[Begin EXERCISE DATA]
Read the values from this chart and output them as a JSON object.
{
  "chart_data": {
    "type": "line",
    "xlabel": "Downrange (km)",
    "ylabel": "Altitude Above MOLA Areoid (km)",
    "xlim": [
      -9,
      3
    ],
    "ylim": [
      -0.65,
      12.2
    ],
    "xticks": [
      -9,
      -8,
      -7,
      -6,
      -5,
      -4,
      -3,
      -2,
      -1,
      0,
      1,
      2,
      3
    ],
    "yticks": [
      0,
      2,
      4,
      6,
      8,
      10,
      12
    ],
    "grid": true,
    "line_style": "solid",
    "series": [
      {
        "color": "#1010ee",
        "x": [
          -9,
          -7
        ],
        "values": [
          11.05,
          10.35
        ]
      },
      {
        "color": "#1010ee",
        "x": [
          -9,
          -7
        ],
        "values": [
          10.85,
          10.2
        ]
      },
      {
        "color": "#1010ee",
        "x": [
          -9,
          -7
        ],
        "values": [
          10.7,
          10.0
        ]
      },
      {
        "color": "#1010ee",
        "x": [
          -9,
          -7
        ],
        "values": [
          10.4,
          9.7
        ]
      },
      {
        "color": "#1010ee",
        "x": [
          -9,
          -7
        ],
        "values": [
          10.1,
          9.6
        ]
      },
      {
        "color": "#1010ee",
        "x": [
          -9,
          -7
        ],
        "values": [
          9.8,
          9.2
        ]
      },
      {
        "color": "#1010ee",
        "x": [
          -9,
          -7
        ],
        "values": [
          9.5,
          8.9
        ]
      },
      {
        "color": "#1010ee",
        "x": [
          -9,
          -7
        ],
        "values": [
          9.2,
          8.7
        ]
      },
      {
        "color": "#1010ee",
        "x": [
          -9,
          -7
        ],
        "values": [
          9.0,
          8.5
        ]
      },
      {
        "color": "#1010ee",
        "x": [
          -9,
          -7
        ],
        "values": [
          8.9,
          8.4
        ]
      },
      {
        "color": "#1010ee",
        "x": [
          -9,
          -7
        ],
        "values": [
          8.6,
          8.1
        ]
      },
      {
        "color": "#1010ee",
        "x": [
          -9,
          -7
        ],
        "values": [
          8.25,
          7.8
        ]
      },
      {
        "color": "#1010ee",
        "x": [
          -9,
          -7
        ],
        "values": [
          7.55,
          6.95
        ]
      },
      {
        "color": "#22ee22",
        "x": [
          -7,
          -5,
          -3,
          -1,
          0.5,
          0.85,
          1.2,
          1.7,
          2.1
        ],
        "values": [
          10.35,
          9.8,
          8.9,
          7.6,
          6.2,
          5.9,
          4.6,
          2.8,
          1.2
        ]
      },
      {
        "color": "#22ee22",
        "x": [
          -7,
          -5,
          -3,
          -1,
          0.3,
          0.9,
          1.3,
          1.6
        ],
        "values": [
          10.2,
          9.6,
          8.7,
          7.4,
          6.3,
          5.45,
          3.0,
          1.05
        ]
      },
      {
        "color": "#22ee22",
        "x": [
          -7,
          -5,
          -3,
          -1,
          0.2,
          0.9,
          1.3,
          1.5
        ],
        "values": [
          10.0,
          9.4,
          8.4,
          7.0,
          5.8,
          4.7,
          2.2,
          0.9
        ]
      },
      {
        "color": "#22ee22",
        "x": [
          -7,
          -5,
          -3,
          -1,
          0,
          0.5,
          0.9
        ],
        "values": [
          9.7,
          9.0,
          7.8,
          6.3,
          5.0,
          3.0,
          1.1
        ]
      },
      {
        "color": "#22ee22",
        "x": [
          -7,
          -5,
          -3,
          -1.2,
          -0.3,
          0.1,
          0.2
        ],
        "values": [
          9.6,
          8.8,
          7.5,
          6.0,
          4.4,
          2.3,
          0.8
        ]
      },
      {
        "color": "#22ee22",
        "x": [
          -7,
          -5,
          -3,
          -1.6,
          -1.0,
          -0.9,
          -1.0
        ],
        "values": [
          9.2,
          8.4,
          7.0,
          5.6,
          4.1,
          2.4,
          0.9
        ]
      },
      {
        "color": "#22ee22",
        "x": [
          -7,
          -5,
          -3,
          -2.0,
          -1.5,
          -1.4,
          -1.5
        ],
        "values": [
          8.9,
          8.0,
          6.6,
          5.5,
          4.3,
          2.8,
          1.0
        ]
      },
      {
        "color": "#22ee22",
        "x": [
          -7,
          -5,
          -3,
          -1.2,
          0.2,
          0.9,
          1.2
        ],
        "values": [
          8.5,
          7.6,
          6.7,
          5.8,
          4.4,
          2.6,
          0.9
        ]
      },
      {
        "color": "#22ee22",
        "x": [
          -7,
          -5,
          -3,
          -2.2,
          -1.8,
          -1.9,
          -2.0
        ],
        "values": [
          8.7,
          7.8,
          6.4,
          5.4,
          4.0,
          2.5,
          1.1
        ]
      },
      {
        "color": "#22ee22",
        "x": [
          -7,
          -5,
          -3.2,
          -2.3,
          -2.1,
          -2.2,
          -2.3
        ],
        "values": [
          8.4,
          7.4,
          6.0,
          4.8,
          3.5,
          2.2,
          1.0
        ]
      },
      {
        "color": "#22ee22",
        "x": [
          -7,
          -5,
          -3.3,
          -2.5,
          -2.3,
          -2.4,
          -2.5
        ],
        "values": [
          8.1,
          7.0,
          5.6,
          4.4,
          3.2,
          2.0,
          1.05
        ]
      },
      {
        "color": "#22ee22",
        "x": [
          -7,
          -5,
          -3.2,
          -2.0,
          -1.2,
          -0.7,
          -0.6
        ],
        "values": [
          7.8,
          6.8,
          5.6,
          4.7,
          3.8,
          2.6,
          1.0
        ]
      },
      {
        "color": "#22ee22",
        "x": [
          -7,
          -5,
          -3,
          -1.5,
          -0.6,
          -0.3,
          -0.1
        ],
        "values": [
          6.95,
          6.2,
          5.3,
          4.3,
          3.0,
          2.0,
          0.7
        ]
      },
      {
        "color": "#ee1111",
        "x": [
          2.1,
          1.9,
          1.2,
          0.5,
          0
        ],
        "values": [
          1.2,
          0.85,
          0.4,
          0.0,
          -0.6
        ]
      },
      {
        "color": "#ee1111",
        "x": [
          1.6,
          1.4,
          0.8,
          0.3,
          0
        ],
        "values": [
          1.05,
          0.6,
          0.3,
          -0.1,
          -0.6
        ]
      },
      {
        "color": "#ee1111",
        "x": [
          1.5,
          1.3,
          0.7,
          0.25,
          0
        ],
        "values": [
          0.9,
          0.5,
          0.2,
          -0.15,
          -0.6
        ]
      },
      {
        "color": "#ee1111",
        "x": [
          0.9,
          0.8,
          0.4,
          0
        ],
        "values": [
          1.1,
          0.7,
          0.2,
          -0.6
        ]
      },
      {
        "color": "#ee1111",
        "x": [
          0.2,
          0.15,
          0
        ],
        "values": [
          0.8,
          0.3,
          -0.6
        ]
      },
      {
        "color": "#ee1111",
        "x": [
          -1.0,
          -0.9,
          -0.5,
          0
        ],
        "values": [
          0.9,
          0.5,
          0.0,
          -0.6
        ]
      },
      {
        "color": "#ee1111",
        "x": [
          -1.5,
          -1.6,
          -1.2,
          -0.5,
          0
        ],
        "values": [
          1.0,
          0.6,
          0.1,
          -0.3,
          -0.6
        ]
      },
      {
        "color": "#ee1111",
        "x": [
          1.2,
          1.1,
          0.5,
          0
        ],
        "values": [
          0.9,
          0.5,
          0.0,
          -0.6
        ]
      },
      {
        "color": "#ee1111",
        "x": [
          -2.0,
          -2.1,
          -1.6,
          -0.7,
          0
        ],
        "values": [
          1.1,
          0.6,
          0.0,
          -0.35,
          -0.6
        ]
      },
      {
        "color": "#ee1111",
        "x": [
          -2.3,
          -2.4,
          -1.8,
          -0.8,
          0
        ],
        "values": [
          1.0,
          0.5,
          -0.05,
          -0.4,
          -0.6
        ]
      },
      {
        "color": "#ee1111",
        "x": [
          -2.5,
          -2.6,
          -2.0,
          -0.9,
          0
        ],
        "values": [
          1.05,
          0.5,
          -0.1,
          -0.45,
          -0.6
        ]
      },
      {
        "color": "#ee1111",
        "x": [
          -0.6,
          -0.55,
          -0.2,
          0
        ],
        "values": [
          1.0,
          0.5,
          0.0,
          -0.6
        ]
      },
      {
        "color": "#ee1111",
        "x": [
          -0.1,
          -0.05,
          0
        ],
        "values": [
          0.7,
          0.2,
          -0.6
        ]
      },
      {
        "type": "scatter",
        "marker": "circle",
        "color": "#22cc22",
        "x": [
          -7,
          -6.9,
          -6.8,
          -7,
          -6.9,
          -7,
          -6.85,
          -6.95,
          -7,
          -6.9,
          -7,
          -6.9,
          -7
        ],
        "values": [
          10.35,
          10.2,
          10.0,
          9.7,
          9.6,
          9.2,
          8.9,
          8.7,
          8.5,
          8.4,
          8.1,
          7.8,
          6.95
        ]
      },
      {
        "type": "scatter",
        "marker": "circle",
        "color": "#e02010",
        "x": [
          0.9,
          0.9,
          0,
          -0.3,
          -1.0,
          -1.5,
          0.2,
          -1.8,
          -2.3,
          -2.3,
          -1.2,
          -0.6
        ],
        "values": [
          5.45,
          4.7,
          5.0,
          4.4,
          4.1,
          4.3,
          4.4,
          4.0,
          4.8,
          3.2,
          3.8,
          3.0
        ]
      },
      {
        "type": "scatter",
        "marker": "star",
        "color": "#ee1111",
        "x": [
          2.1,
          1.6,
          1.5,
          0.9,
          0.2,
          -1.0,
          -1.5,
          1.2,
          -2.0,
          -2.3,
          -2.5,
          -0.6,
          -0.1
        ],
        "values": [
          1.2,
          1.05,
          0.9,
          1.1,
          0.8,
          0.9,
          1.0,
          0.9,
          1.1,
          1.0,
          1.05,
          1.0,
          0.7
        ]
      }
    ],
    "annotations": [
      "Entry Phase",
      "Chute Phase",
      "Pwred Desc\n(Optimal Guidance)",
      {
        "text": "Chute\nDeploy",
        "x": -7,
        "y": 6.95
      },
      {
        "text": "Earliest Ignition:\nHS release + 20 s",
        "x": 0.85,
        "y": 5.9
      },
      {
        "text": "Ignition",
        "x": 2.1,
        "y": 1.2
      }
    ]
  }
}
[End EXERCISE DATA]
→ THE EXERCISE
Extract every line above containing the word "text".

→ EXPECTED OUTPUT
        "text": "Chute\nDeploy",
        "text": "Earliest Ignition:\nHS release + 20 s",
        "text": "Ignition",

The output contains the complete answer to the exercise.